**WORK REQUIRED:** Copy every line of the data exactly, leaving nothing out.

☆ ☆ ☆ ☆ ☆

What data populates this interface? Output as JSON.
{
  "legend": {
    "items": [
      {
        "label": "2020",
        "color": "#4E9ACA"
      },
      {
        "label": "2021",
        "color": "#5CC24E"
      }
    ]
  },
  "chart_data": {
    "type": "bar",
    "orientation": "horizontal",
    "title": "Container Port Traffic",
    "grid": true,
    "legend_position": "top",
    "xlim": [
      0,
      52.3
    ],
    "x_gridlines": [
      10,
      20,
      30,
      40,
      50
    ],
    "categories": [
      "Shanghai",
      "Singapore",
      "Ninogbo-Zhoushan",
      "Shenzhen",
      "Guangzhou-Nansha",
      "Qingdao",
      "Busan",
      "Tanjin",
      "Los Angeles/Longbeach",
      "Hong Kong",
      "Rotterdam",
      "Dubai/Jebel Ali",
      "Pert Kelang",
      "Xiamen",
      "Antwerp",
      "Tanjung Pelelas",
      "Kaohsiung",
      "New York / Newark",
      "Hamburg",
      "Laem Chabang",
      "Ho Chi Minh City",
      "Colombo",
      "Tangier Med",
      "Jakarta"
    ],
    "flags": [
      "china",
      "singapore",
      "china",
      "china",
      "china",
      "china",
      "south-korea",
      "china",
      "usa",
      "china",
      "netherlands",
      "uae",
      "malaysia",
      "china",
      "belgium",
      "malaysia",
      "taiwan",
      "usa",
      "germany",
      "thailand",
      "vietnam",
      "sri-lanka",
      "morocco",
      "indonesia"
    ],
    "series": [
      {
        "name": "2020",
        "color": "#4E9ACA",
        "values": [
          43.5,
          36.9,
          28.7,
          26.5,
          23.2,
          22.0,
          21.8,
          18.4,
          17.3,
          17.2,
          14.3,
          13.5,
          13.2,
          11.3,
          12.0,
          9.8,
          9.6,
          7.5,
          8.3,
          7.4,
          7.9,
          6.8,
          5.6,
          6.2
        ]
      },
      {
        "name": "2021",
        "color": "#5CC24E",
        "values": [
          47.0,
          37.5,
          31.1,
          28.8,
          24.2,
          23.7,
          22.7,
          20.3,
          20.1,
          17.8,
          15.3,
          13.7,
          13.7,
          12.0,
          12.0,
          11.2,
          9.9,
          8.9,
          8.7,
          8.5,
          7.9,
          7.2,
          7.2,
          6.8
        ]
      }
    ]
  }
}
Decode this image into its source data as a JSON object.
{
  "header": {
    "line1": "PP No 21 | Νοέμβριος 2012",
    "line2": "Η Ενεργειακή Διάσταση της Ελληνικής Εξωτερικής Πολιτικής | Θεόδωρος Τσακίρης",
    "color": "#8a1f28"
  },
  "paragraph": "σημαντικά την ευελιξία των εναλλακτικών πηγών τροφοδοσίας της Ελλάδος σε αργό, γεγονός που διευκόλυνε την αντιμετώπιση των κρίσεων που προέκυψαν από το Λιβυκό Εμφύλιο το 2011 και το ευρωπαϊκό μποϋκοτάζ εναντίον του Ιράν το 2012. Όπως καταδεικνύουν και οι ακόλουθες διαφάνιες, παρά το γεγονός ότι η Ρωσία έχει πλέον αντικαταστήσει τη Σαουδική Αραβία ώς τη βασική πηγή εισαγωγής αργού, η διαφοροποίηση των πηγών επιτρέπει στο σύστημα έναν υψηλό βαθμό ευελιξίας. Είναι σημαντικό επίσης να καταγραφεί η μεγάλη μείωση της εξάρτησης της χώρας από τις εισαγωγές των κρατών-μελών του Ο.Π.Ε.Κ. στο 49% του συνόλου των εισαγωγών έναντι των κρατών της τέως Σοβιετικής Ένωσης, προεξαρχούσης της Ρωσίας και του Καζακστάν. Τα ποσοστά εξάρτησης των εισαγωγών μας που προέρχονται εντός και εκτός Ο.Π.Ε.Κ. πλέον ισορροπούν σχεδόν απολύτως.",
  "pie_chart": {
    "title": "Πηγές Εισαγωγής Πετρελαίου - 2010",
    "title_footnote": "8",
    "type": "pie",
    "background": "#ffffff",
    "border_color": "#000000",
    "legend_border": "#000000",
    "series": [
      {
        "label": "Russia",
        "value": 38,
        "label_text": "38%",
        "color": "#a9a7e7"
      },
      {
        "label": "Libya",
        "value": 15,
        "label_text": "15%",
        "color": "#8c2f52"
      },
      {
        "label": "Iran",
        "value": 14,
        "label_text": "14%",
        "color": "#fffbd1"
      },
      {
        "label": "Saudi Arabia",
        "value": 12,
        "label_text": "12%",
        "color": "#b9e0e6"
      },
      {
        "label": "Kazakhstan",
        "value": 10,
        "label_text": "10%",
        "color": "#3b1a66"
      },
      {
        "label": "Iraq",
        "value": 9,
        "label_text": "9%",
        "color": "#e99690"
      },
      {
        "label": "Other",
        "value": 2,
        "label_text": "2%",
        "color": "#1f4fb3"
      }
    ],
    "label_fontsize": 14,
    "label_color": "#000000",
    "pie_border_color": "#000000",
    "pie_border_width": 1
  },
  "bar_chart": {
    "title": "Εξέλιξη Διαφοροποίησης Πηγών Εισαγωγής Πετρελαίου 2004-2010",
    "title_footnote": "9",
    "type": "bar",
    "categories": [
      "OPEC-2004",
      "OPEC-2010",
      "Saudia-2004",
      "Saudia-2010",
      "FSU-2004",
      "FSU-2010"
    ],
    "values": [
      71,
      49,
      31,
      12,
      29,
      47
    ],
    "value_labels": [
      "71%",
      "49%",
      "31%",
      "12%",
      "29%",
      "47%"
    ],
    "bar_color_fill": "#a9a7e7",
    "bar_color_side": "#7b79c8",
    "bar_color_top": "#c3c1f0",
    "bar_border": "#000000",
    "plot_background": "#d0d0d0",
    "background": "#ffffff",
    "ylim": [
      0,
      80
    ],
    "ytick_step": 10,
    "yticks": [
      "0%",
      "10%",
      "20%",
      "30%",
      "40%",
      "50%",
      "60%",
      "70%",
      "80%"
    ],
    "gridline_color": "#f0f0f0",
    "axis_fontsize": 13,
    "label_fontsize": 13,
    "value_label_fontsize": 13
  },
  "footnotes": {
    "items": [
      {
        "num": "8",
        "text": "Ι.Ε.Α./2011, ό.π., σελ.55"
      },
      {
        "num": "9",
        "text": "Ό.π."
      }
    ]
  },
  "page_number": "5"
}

☆ ☆ ☆ ☆ ☆

**OUTPUT:**
What data populates this interface? Output as JSON.
{
  "legend": {
    "items": [
      {
        "label": "2020",
        "color": "#4E9ACA"
      },
      {
        "label": "2021",
        "color": "#5CC24E"
      }
    ]
  },
  "chart_data": {
    "type": "bar",
    "orientation": "horizontal",
    "title": "Container Port Traffic",
    "grid": true,
    "legend_position": "top",
    "xlim": [
      0,
      52.3
    ],
    "x_gridlines": [
      10,
      20,
      30,
      40,
      50
    ],
    "categories": [
      "Shanghai",
      "Singapore",
      "Ninogbo-Zhoushan",
      "Shenzhen",
      "Guangzhou-Nansha",
      "Qingdao",
      "Busan",
      "Tanjin",
      "Los Angeles/Longbeach",
      "Hong Kong",
      "Rotterdam",
      "Dubai/Jebel Ali",
      "Pert Kelang",
      "Xiamen",
      "Antwerp",
      "Tanjung Pelelas",
      "Kaohsiung",
      "New York / Newark",
      "Hamburg",
      "Laem Chabang",
      "Ho Chi Minh City",
      "Colombo",
      "Tangier Med",
      "Jakarta"
    ],
    "flags": [
      "china",
      "singapore",
      "china",
      "china",
      "china",
      "china",
      "south-korea",
      "china",
      "usa",
      "china",
      "netherlands",
      "uae",
      "malaysia",
      "china",
      "belgium",
      "malaysia",
      "taiwan",
      "usa",
      "germany",
      "thailand",
      "vietnam",
      "sri-lanka",
      "morocco",
      "indonesia"
    ],
    "series": [
      {
        "name": "2020",
        "color": "#4E9ACA",
        "values": [
          43.5,
          36.9,
          28.7,
          26.5,
          23.2,
          22.0,
          21.8,
          18.4,
          17.3,
          17.2,
          14.3,
          13.5,
          13.2,
          11.3,
          12.0,
          9.8,
          9.6,
          7.5,
          8.3,
          7.4,
          7.9,
          6.8,
          5.6,
          6.2
        ]
      },
      {
        "name": "2021",
        "color": "#5CC24E",
        "values": [
          47.0,
          37.5,
          31.1,
          28.8,
          24.2,
          23.7,
          22.7,
          20.3,
          20.1,
          17.8,
          15.3,
          13.7,
          13.7,
          12.0,
          12.0,
          11.2,
          9.9,
          8.9,
          8.7,
          8.5,
          7.9,
          7.2,
          7.2,
          6.8
        ]
      }
    ]
  }
}
Decode this image into its source data as a JSON object.
{
  "header": {
    "line1": "PP No 21 | Νοέμβριος 2012",
    "line2": "Η Ενεργειακή Διάσταση της Ελληνικής Εξωτερικής Πολιτικής | Θεόδωρος Τσακίρης",
    "color": "#8a1f28"
  },
  "paragraph": "σημαντικά την ευελιξία των εναλλακτικών πηγών τροφοδοσίας της Ελλάδος σε αργό, γεγονός που διευκόλυνε την αντιμετώπιση των κρίσεων που προέκυψαν από το Λιβυκό Εμφύλιο το 2011 και το ευρωπαϊκό μποϋκοτάζ εναντίον του Ιράν το 2012. Όπως καταδεικνύουν και οι ακόλουθες διαφάνιες, παρά το γεγονός ότι η Ρωσία έχει πλέον αντικαταστήσει τη Σαουδική Αραβία ώς τη βασική πηγή εισαγωγής αργού, η διαφοροποίηση των πηγών επιτρέπει στο σύστημα έναν υψηλό βαθμό ευελιξίας. Είναι σημαντικό επίσης να καταγραφεί η μεγάλη μείωση της εξάρτησης της χώρας από τις εισαγωγές των κρατών-μελών του Ο.Π.Ε.Κ. στο 49% του συνόλου των εισαγωγών έναντι των κρατών της τέως Σοβιετικής Ένωσης, προεξαρχούσης της Ρωσίας και του Καζακστάν. Τα ποσοστά εξάρτησης των εισαγωγών μας που προέρχονται εντός και εκτός Ο.Π.Ε.Κ. πλέον ισορροπούν σχεδόν απολύτως.",
  "pie_chart": {
    "title": "Πηγές Εισαγωγής Πετρελαίου - 2010",
    "title_footnote": "8",
    "type": "pie",
    "background": "#ffffff",
    "border_color": "#000000",
    "legend_border": "#000000",
    "series": [
      {
        "label": "Russia",
        "value": 38,
        "label_text": "38%",
        "color": "#a9a7e7"
      },
      {
        "label": "Libya",
        "value": 15,
        "label_text": "15%",
        "color": "#8c2f52"
      },
      {
        "label": "Iran",
        "value": 14,
        "label_text": "14%",
        "color": "#fffbd1"
      },
      {
        "label": "Saudi Arabia",
        "value": 12,
        "label_text": "12%",
        "color": "#b9e0e6"
      },
      {
        "label": "Kazakhstan",
        "value": 10,
        "label_text": "10%",
        "color": "#3b1a66"
      },
      {
        "label": "Iraq",
        "value": 9,
        "label_text": "9%",
        "color": "#e99690"
      },
      {
        "label": "Other",
        "value": 2,
        "label_text": "2%",
        "color": "#1f4fb3"
      }
    ],
    "label_fontsize": 14,
    "label_color": "#000000",
    "pie_border_color": "#000000",
    "pie_border_width": 1
  },
  "bar_chart": {
    "title": "Εξέλιξη Διαφοροποίησης Πηγών Εισαγωγής Πετρελαίου 2004-2010",
    "title_footnote": "9",
    "type": "bar",
    "categories": [
      "OPEC-2004",
      "OPEC-2010",
      "Saudia-2004",
      "Saudia-2010",
      "FSU-2004",
      "FSU-2010"
    ],
    "values": [
      71,
      49,
      31,
      12,
      29,
      47
    ],
    "value_labels": [
      "71%",
      "49%",
      "31%",
      "12%",
      "29%",
      "47%"
    ],
    "bar_color_fill": "#a9a7e7",
    "bar_color_side": "#7b79c8",
    "bar_color_top": "#c3c1f0",
    "bar_border": "#000000",
    "plot_background": "#d0d0d0",
    "background": "#ffffff",
    "ylim": [
      0,
      80
    ],
    "ytick_step": 10,
    "yticks": [
      "0%",
      "10%",
      "20%",
      "30%",
      "40%",
      "50%",
      "60%",
      "70%",
      "80%"
    ],
    "gridline_color": "#f0f0f0",
    "axis_fontsize": 13,
    "label_fontsize": 13,
    "value_label_fontsize": 13
  },
  "footnotes": {
    "items": [
      {
        "num": "8",
        "text": "Ι.Ε.Α./2011, ό.π., σελ.55"
      },
      {
        "num": "9",
        "text": "Ό.π."
      }
    ]
  },
  "page_number": "5"
}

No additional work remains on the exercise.